* Exercise description *
Reproduce the records below in full and without edits, omitting images.

* Records supplied *
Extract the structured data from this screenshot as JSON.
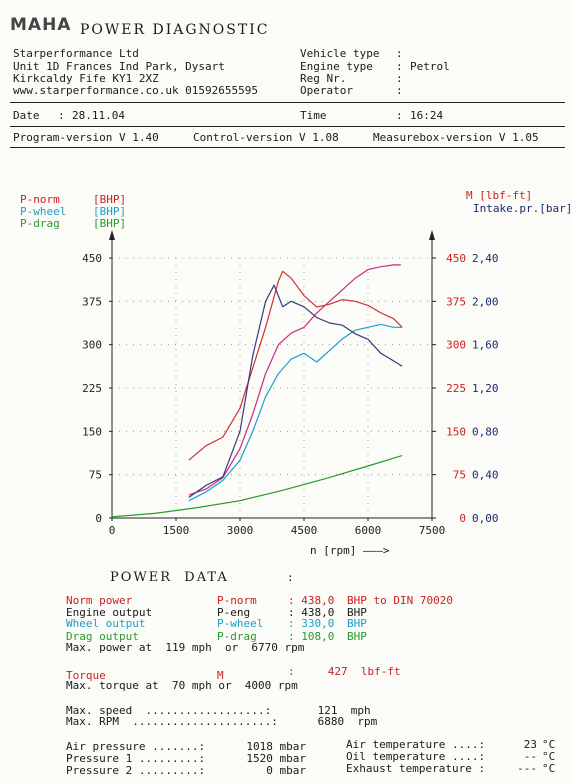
{
  "header": {
    "logo": "MAHA",
    "title": "POWER DIAGNOSTIC",
    "company": [
      "Starperformance Ltd",
      "Unit 1D Frances Ind Park, Dysart",
      "Kirkcaldy Fife KY1 2XZ",
      "www.starperformance.co.uk 01592655595"
    ],
    "vehicle_labels": [
      "Vehicle type",
      "Engine type",
      "Reg Nr.",
      "Operator"
    ],
    "vehicle_values": [
      "",
      "Petrol",
      "",
      ""
    ],
    "date_label": "Date",
    "date_value": "28.11.04",
    "time_label": "Time",
    "time_value": "16:24",
    "program_version": "Program-version V 1.40",
    "control_version": "Control-version V 1.08",
    "measurebox_version": "Measurebox-version V 1.05"
  },
  "chart_data": {
    "type": "line",
    "xlabel": "n [rpm] ———>",
    "x_ticks": [
      "0",
      "1500",
      "3000",
      "4500",
      "6000",
      "7500"
    ],
    "xlim": [
      0,
      7500
    ],
    "left_axis_labels": [
      {
        "text": "P-norm",
        "unit": "[BHP]",
        "color": "#cc2020"
      },
      {
        "text": "P-wheel",
        "unit": "[BHP]",
        "color": "#1aa0c8"
      },
      {
        "text": "P-drag",
        "unit": "[BHP]",
        "color": "#2a9a2a"
      }
    ],
    "left_ticks": [
      "0",
      "75",
      "150",
      "225",
      "300",
      "375",
      "450"
    ],
    "ylim": [
      0,
      450
    ],
    "right_label_torque": "M [lbf-ft]",
    "right_label_intake": "Intake.pr.[bar]",
    "torque_ticks": [
      "0",
      "75",
      "150",
      "225",
      "300",
      "375",
      "450"
    ],
    "intake_ticks": [
      "0,00",
      "0,40",
      "0,80",
      "1,20",
      "1,60",
      "2,00",
      "2,40"
    ],
    "grid": true,
    "series": [
      {
        "name": "P-norm",
        "color": "#cc2a80",
        "x": [
          1800,
          2200,
          2600,
          3000,
          3300,
          3600,
          3900,
          4200,
          4500,
          4800,
          5100,
          5400,
          5700,
          6000,
          6300,
          6600,
          6770
        ],
        "y": [
          40,
          50,
          70,
          120,
          180,
          250,
          300,
          320,
          330,
          355,
          375,
          395,
          415,
          430,
          435,
          438,
          438
        ]
      },
      {
        "name": "P-wheel",
        "color": "#1aa0c8",
        "x": [
          1800,
          2200,
          2600,
          3000,
          3300,
          3600,
          3900,
          4200,
          4500,
          4800,
          5100,
          5400,
          5700,
          6000,
          6300,
          6600,
          6800
        ],
        "y": [
          30,
          45,
          65,
          100,
          150,
          210,
          250,
          275,
          285,
          270,
          290,
          310,
          325,
          330,
          335,
          330,
          330
        ]
      },
      {
        "name": "P-drag",
        "color": "#2a9a2a",
        "x": [
          0,
          1000,
          2000,
          3000,
          4000,
          5000,
          6000,
          6800
        ],
        "y": [
          2,
          8,
          18,
          30,
          48,
          68,
          90,
          108
        ]
      },
      {
        "name": "M",
        "color": "#d03030",
        "x": [
          1800,
          2200,
          2600,
          3000,
          3300,
          3600,
          3900,
          4000,
          4200,
          4500,
          4800,
          5100,
          5400,
          5700,
          6000,
          6300,
          6600,
          6800
        ],
        "y": [
          100,
          125,
          140,
          190,
          260,
          330,
          410,
          427,
          415,
          385,
          365,
          370,
          378,
          375,
          368,
          355,
          345,
          330
        ]
      },
      {
        "name": "Intake",
        "color": "#3a3a7a",
        "x": [
          1800,
          2200,
          2600,
          3000,
          3300,
          3600,
          3800,
          4000,
          4200,
          4500,
          4800,
          5100,
          5400,
          5700,
          6000,
          6300,
          6600,
          6800
        ],
        "y": [
          0.19,
          0.3,
          0.38,
          0.8,
          1.5,
          2.0,
          2.15,
          1.95,
          2.0,
          1.95,
          1.85,
          1.8,
          1.78,
          1.7,
          1.65,
          1.52,
          1.45,
          1.4
        ]
      }
    ]
  },
  "power_data": {
    "title": "POWER  DATA",
    "colon": ":",
    "rows": [
      {
        "label": "Norm power",
        "key": "P-norm",
        "value": ": 438,0",
        "unit": "BHP to DIN 70020",
        "color": "#cc2020"
      },
      {
        "label": "Engine output",
        "key": "P-eng",
        "value": ": 438,0",
        "unit": "BHP",
        "color": "#1a1a1a"
      },
      {
        "label": "Wheel output",
        "key": "P-wheel",
        "value": ": 330,0",
        "unit": "BHP",
        "color": "#1aa0c8"
      },
      {
        "label": "Drag output",
        "key": "P-drag",
        "value": ": 108,0",
        "unit": "BHP",
        "color": "#2a9a2a"
      }
    ],
    "max_power": "Max. power at  119 mph  or  6770 rpm",
    "torque_label": "Torque",
    "torque_key": "M",
    "torque_value": ":     427  lbf-ft",
    "max_torque": "Max. torque at  70 mph or  4000 rpm",
    "max_speed": "Max. speed  ..................:       121  mph",
    "max_rpm": "Max. RPM  .....................:      6880  rpm"
  },
  "ambient": {
    "left": [
      {
        "label": "Air pressure .......:",
        "value": "1018 mbar"
      },
      {
        "label": "Pressure 1 .........:",
        "value": "1520 mbar"
      },
      {
        "label": "Pressure 2 .........:",
        "value": "0 mbar"
      }
    ],
    "right": [
      {
        "label": "Air temperature ....:",
        "value": "23",
        "unit": "°C"
      },
      {
        "label": "Oil temperature ....:",
        "value": "--",
        "unit": "°C"
      },
      {
        "label": "Exhaust temperature :",
        "value": "---",
        "unit": "°C"
      }
    ]
  }
}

* Answer to the task *
Extract the structured data from this screenshot as JSON.
{
  "header": {
    "logo": "MAHA",
    "title": "POWER DIAGNOSTIC",
    "company": [
      "Starperformance Ltd",
      "Unit 1D Frances Ind Park, Dysart",
      "Kirkcaldy Fife KY1 2XZ",
      "www.starperformance.co.uk 01592655595"
    ],
    "vehicle_labels": [
      "Vehicle type",
      "Engine type",
      "Reg Nr.",
      "Operator"
    ],
    "vehicle_values": [
      "",
      "Petrol",
      "",
      ""
    ],
    "date_label": "Date",
    "date_value": "28.11.04",
    "time_label": "Time",
    "time_value": "16:24",
    "program_version": "Program-version V 1.40",
    "control_version": "Control-version V 1.08",
    "measurebox_version": "Measurebox-version V 1.05"
  },
  "chart_data": {
    "type": "line",
    "xlabel": "n [rpm] ———>",
    "x_ticks": [
      "0",
      "1500",
      "3000",
      "4500",
      "6000",
      "7500"
    ],
    "xlim": [
      0,
      7500
    ],
    "left_axis_labels": [
      {
        "text": "P-norm",
        "unit": "[BHP]",
        "color": "#cc2020"
      },
      {
        "text": "P-wheel",
        "unit": "[BHP]",
        "color": "#1aa0c8"
      },
      {
        "text": "P-drag",
        "unit": "[BHP]",
        "color": "#2a9a2a"
      }
    ],
    "left_ticks": [
      "0",
      "75",
      "150",
      "225",
      "300",
      "375",
      "450"
    ],
    "ylim": [
      0,
      450
    ],
    "right_label_torque": "M [lbf-ft]",
    "right_label_intake": "Intake.pr.[bar]",
    "torque_ticks": [
      "0",
      "75",
      "150",
      "225",
      "300",
      "375",
      "450"
    ],
    "intake_ticks": [
      "0,00",
      "0,40",
      "0,80",
      "1,20",
      "1,60",
      "2,00",
      "2,40"
    ],
    "grid": true,
    "series": [
      {
        "name": "P-norm",
        "color": "#cc2a80",
        "x": [
          1800,
          2200,
          2600,
          3000,
          3300,
          3600,
          3900,
          4200,
          4500,
          4800,
          5100,
          5400,
          5700,
          6000,
          6300,
          6600,
          6770
        ],
        "y": [
          40,
          50,
          70,
          120,
          180,
          250,
          300,
          320,
          330,
          355,
          375,
          395,
          415,
          430,
          435,
          438,
          438
        ]
      },
      {
        "name": "P-wheel",
        "color": "#1aa0c8",
        "x": [
          1800,
          2200,
          2600,
          3000,
          3300,
          3600,
          3900,
          4200,
          4500,
          4800,
          5100,
          5400,
          5700,
          6000,
          6300,
          6600,
          6800
        ],
        "y": [
          30,
          45,
          65,
          100,
          150,
          210,
          250,
          275,
          285,
          270,
          290,
          310,
          325,
          330,
          335,
          330,
          330
        ]
      },
      {
        "name": "P-drag",
        "color": "#2a9a2a",
        "x": [
          0,
          1000,
          2000,
          3000,
          4000,
          5000,
          6000,
          6800
        ],
        "y": [
          2,
          8,
          18,
          30,
          48,
          68,
          90,
          108
        ]
      },
      {
        "name": "M",
        "color": "#d03030",
        "x": [
          1800,
          2200,
          2600,
          3000,
          3300,
          3600,
          3900,
          4000,
          4200,
          4500,
          4800,
          5100,
          5400,
          5700,
          6000,
          6300,
          6600,
          6800
        ],
        "y": [
          100,
          125,
          140,
          190,
          260,
          330,
          410,
          427,
          415,
          385,
          365,
          370,
          378,
          375,
          368,
          355,
          345,
          330
        ]
      },
      {
        "name": "Intake",
        "color": "#3a3a7a",
        "x": [
          1800,
          2200,
          2600,
          3000,
          3300,
          3600,
          3800,
          4000,
          4200,
          4500,
          4800,
          5100,
          5400,
          5700,
          6000,
          6300,
          6600,
          6800
        ],
        "y": [
          0.19,
          0.3,
          0.38,
          0.8,
          1.5,
          2.0,
          2.15,
          1.95,
          2.0,
          1.95,
          1.85,
          1.8,
          1.78,
          1.7,
          1.65,
          1.52,
          1.45,
          1.4
        ]
      }
    ]
  },
  "power_data": {
    "title": "POWER  DATA",
    "colon": ":",
    "rows": [
      {
        "label": "Norm power",
        "key": "P-norm",
        "value": ": 438,0",
        "unit": "BHP to DIN 70020",
        "color": "#cc2020"
      },
      {
        "label": "Engine output",
        "key": "P-eng",
        "value": ": 438,0",
        "unit": "BHP",
        "color": "#1a1a1a"
      },
      {
        "label": "Wheel output",
        "key": "P-wheel",
        "value": ": 330,0",
        "unit": "BHP",
        "color": "#1aa0c8"
      },
      {
        "label": "Drag output",
        "key": "P-drag",
        "value": ": 108,0",
        "unit": "BHP",
        "color": "#2a9a2a"
      }
    ],
    "max_power": "Max. power at  119 mph  or  6770 rpm",
    "torque_label": "Torque",
    "torque_key": "M",
    "torque_value": ":     427  lbf-ft",
    "max_torque": "Max. torque at  70 mph or  4000 rpm",
    "max_speed": "Max. speed  ..................:       121  mph",
    "max_rpm": "Max. RPM  .....................:      6880  rpm"
  },
  "ambient": {
    "left": [
      {
        "label": "Air pressure .......:",
        "value": "1018 mbar"
      },
      {
        "label": "Pressure 1 .........:",
        "value": "1520 mbar"
      },
      {
        "label": "Pressure 2 .........:",
        "value": "0 mbar"
      }
    ],
    "right": [
      {
        "label": "Air temperature ....:",
        "value": "23",
        "unit": "°C"
      },
      {
        "label": "Oil temperature ....:",
        "value": "--",
        "unit": "°C"
      },
      {
        "label": "Exhaust temperature :",
        "value": "---",
        "unit": "°C"
      }
    ]
  }
}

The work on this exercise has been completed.